**Entries provided**
--------------------------------------------------
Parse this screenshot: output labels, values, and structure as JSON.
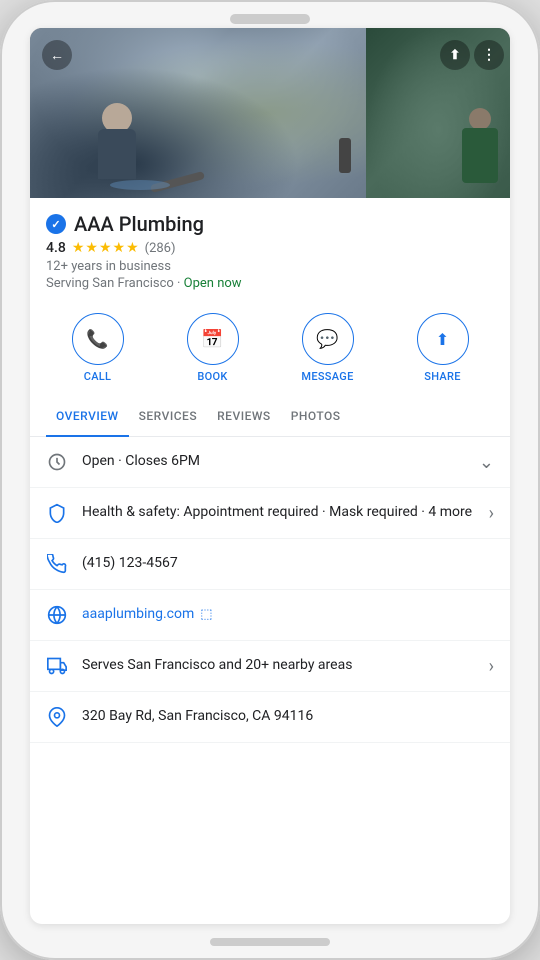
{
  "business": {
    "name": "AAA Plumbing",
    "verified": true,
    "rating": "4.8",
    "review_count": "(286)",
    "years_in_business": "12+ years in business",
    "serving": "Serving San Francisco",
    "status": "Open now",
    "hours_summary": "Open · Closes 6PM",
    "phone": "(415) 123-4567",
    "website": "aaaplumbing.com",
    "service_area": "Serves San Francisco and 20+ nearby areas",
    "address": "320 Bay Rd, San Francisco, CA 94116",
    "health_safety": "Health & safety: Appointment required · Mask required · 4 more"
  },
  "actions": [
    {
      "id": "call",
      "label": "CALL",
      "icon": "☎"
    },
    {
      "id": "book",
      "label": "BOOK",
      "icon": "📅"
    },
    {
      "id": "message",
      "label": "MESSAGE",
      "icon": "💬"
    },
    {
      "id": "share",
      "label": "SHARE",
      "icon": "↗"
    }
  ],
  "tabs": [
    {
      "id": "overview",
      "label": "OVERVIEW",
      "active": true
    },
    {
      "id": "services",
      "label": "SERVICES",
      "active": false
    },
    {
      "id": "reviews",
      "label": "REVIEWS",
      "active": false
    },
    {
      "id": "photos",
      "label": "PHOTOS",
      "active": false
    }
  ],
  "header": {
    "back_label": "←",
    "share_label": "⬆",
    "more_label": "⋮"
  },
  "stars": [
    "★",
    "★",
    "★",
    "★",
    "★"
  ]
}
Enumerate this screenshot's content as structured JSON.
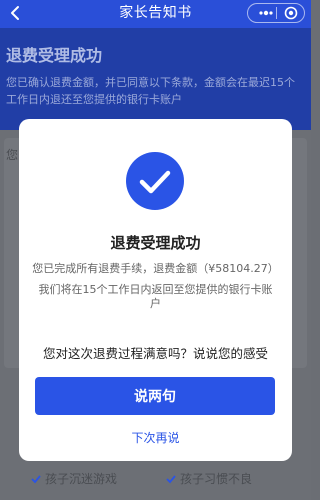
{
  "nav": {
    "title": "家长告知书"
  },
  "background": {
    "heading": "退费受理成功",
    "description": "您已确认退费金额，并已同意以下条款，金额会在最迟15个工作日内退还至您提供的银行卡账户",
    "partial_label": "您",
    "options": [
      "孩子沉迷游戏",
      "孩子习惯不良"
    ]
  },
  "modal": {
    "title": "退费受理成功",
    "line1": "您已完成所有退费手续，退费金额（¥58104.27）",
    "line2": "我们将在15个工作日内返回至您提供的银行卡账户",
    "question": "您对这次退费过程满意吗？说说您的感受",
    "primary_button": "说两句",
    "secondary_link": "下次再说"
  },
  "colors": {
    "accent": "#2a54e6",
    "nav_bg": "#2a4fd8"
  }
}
--------------------------------------------------
**Task prompt**
Look over the listing above. Pick out and copy every line that includes "this".

**Completed task**
Parse this screenshot: output labels, values, and structure as JSON.
Enumerate this screenshot's content as structured JSON.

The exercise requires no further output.